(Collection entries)
· · ·
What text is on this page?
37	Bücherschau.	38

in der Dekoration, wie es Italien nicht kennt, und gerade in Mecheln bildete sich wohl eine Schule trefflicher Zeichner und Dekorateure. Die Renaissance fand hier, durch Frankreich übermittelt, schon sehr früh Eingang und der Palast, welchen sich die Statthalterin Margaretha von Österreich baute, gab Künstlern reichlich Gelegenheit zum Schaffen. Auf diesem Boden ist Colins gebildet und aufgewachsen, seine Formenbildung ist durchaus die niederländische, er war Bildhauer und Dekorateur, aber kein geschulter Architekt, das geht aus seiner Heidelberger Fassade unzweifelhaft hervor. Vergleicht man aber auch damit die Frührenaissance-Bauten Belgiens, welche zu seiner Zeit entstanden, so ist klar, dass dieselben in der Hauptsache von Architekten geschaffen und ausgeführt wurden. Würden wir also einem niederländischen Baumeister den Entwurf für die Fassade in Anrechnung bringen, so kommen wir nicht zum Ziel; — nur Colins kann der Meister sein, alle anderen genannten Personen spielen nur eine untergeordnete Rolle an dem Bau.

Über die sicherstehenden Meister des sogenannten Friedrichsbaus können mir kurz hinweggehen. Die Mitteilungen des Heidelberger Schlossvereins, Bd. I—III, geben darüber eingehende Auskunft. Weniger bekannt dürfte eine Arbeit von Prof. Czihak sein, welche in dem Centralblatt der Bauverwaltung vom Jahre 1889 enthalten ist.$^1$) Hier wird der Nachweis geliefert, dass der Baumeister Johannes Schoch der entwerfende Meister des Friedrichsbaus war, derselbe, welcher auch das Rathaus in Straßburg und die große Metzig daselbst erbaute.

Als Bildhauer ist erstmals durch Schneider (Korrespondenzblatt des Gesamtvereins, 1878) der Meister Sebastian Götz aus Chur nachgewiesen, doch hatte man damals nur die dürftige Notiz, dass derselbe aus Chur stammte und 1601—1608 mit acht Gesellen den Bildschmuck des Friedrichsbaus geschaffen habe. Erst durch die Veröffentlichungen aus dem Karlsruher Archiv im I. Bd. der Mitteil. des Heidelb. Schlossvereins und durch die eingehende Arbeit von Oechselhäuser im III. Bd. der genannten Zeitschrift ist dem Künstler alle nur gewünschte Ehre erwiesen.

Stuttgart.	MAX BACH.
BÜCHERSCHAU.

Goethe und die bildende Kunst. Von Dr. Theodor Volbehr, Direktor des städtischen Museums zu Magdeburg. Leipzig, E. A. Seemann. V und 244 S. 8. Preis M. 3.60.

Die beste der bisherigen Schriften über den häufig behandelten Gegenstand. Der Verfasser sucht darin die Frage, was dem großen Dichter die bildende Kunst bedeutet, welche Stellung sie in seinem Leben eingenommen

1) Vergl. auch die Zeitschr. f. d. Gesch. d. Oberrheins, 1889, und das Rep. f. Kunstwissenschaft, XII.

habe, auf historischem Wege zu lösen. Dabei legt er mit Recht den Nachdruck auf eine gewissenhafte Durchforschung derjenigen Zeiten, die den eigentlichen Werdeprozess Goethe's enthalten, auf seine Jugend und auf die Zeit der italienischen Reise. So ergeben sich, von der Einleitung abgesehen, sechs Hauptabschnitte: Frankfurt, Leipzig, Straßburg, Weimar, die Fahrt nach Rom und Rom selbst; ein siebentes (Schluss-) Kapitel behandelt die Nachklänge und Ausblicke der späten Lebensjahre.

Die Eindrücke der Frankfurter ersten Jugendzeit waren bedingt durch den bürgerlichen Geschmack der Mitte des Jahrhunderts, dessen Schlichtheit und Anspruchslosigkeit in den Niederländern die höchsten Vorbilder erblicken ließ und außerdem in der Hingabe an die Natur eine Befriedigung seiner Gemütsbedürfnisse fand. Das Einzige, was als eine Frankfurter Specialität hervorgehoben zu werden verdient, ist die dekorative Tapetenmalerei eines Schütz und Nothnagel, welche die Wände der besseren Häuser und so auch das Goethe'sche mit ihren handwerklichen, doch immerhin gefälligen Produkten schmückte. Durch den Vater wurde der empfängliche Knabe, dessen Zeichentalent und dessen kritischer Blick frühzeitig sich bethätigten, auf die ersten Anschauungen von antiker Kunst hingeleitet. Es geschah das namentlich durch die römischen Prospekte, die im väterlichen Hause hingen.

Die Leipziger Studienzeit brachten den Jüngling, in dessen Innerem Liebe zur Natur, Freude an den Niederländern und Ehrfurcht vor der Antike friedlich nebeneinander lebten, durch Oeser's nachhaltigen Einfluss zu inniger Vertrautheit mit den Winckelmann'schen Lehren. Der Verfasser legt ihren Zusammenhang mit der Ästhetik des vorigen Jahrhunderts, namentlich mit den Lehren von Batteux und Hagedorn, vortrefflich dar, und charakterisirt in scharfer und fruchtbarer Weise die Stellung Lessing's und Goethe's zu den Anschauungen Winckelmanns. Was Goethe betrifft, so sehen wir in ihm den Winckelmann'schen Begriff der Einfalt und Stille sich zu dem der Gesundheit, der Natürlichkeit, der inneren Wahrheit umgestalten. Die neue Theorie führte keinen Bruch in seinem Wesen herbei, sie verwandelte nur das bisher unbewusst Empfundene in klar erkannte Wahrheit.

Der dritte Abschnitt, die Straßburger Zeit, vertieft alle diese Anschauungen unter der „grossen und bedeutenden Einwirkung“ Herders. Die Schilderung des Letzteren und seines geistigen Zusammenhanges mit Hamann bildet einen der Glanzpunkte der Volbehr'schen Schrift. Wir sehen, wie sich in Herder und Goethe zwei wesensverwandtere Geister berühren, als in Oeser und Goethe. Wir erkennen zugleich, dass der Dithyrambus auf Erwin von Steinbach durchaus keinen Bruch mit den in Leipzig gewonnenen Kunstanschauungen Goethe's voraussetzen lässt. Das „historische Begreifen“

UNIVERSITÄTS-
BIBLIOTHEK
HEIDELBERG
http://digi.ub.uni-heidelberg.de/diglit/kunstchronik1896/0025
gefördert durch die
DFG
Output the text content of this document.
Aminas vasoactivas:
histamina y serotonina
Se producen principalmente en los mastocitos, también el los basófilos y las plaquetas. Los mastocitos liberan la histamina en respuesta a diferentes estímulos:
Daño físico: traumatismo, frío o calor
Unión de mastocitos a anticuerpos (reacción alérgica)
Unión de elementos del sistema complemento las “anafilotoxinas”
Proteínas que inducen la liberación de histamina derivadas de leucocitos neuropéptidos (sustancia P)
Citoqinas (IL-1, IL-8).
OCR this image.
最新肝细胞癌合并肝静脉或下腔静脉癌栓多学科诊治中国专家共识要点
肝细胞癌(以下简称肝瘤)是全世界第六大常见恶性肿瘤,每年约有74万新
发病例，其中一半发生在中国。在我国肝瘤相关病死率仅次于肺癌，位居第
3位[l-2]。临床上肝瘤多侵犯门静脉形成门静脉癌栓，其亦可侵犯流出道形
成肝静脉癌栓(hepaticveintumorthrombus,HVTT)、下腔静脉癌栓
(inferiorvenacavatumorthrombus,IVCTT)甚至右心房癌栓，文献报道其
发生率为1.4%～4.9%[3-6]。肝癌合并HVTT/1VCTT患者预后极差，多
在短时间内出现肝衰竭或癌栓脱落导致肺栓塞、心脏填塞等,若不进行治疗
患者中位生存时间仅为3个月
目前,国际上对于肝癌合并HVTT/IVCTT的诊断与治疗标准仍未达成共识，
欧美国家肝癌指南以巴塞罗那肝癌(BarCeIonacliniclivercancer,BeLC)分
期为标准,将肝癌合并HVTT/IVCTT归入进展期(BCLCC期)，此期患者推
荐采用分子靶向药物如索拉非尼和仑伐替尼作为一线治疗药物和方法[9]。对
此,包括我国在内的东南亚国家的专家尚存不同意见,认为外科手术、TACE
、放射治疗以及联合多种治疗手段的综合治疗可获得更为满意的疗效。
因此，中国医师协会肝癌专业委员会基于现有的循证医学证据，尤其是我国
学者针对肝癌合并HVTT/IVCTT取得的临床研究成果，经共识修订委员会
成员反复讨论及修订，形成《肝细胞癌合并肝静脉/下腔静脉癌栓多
· · ·
▶ **WHAT YOU WILL DO**
In the records above, find each line with the word "mastocitos" and copy it out.

▶ **WORKED SOLUTION**
Se producen principalmente en los mastocitos, también el los basófilos y las plaquetas. Los mastocitos liberan la histamina en respuesta a diferentes estímulos:
Unión de mastocitos a anticuerpos (reacción alérgica)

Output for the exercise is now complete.